┌──

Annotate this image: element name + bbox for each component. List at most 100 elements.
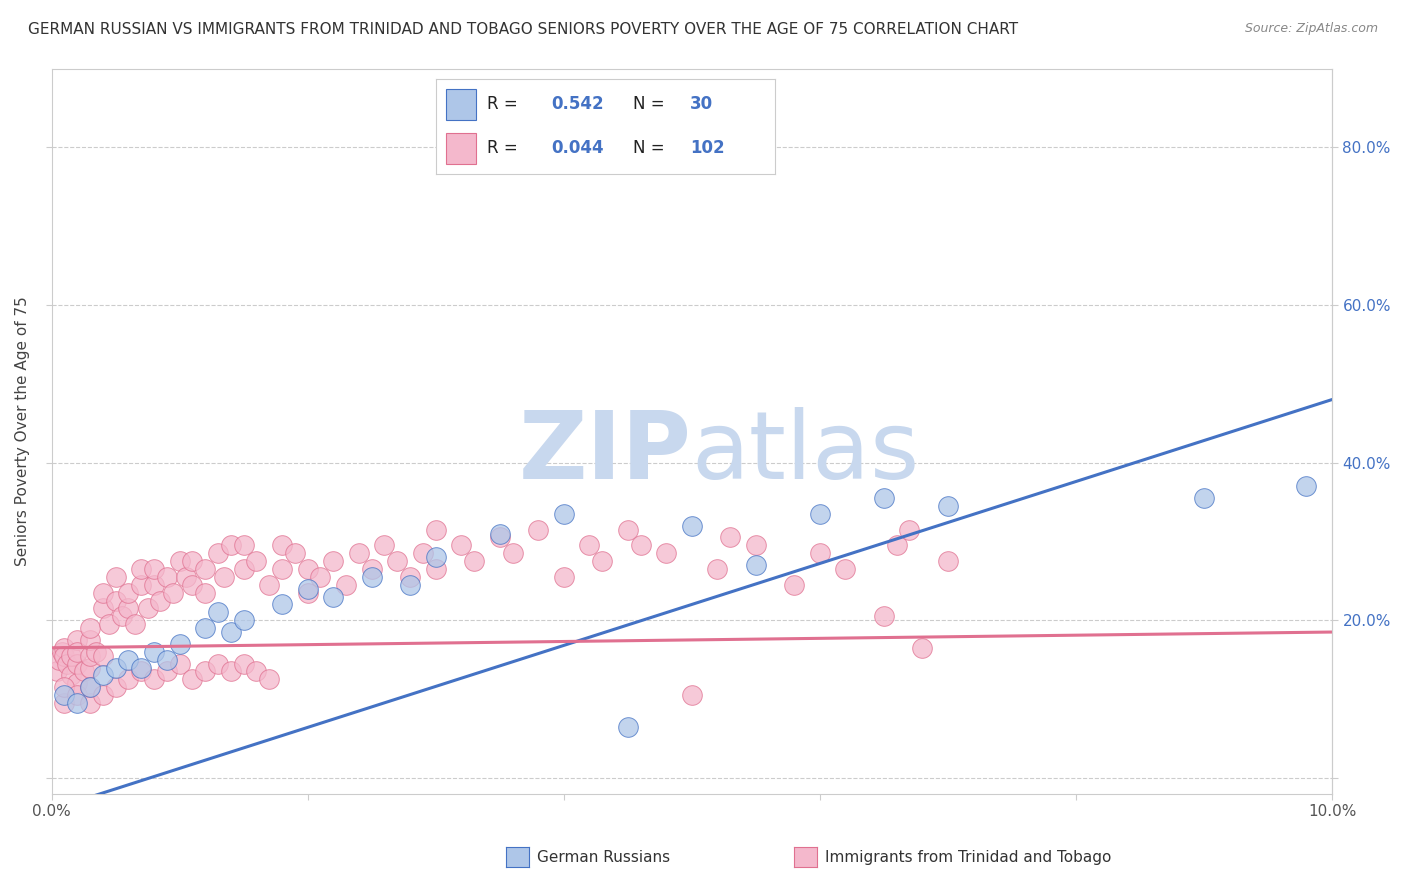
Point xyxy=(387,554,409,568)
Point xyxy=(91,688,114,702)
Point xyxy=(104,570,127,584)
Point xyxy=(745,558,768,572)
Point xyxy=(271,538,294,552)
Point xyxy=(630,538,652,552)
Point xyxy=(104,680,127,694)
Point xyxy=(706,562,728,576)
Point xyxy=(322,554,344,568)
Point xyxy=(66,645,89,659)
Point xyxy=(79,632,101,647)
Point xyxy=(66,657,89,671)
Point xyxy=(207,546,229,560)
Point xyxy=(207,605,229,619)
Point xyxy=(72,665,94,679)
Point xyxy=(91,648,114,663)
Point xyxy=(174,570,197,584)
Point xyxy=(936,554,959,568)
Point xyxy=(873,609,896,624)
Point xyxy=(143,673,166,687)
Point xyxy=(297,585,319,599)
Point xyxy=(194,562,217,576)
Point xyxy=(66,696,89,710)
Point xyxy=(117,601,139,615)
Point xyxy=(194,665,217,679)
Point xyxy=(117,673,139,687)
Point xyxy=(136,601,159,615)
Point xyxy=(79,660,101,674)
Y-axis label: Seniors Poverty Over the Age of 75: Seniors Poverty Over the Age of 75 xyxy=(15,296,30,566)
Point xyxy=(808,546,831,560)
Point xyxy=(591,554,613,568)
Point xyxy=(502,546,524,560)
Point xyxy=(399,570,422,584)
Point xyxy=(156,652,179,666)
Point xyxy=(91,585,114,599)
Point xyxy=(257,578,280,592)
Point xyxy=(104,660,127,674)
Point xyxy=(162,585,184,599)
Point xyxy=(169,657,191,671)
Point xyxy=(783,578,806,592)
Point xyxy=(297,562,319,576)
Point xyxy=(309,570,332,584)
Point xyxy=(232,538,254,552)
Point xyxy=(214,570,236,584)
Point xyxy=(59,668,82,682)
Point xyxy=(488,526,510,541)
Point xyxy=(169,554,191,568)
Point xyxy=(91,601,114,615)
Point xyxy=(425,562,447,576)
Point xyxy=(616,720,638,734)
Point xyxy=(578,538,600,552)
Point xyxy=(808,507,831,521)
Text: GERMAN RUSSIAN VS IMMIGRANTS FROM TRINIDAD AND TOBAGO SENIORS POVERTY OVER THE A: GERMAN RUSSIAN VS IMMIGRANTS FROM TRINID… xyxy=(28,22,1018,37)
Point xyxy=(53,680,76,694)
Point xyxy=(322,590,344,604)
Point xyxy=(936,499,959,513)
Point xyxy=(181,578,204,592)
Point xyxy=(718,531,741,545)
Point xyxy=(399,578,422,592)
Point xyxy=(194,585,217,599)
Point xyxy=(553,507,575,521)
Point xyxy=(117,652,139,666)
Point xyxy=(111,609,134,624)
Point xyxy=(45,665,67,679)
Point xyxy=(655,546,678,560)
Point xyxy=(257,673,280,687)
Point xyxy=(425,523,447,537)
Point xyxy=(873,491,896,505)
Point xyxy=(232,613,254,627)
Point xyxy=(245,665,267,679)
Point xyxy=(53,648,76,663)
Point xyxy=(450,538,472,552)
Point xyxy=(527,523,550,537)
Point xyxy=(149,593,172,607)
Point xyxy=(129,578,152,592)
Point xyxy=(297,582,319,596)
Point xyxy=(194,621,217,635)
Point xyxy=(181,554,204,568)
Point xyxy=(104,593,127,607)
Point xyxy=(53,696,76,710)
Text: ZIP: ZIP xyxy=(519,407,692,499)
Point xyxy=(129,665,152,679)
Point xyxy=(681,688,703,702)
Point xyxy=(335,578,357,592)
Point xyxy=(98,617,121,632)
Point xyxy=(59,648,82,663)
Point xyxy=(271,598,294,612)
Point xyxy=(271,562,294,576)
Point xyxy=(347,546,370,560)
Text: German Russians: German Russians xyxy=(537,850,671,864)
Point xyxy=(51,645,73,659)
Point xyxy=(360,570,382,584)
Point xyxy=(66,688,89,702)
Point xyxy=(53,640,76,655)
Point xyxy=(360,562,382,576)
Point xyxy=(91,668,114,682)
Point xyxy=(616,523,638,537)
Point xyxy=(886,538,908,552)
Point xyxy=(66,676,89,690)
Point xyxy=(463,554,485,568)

└──
┌──

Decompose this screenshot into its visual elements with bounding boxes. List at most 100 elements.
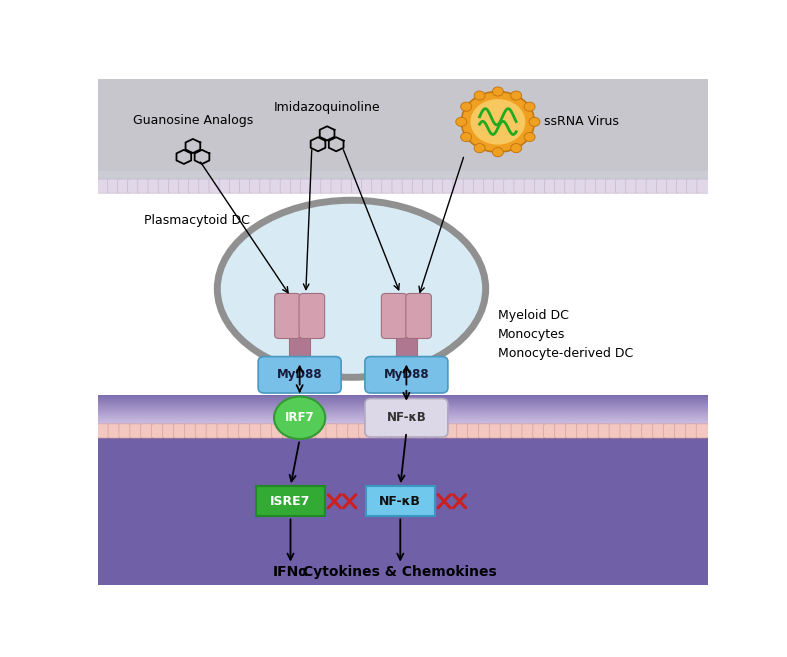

└──
┌──

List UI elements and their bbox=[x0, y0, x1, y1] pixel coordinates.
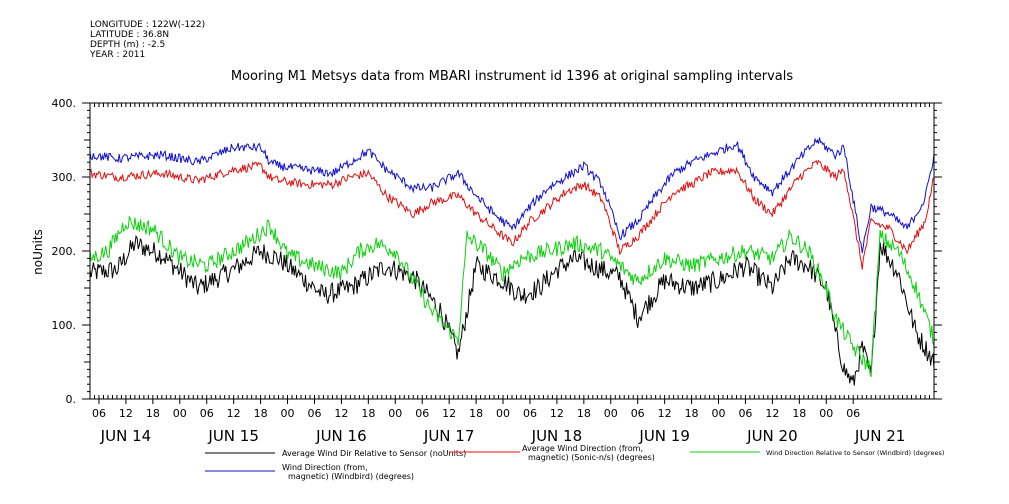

└──

→ **TO BE DONE**
Count the lines in the records that contain the string "Text" with matching case, and reply with the number alone.

→ **EXERCISE SOLUTION**
3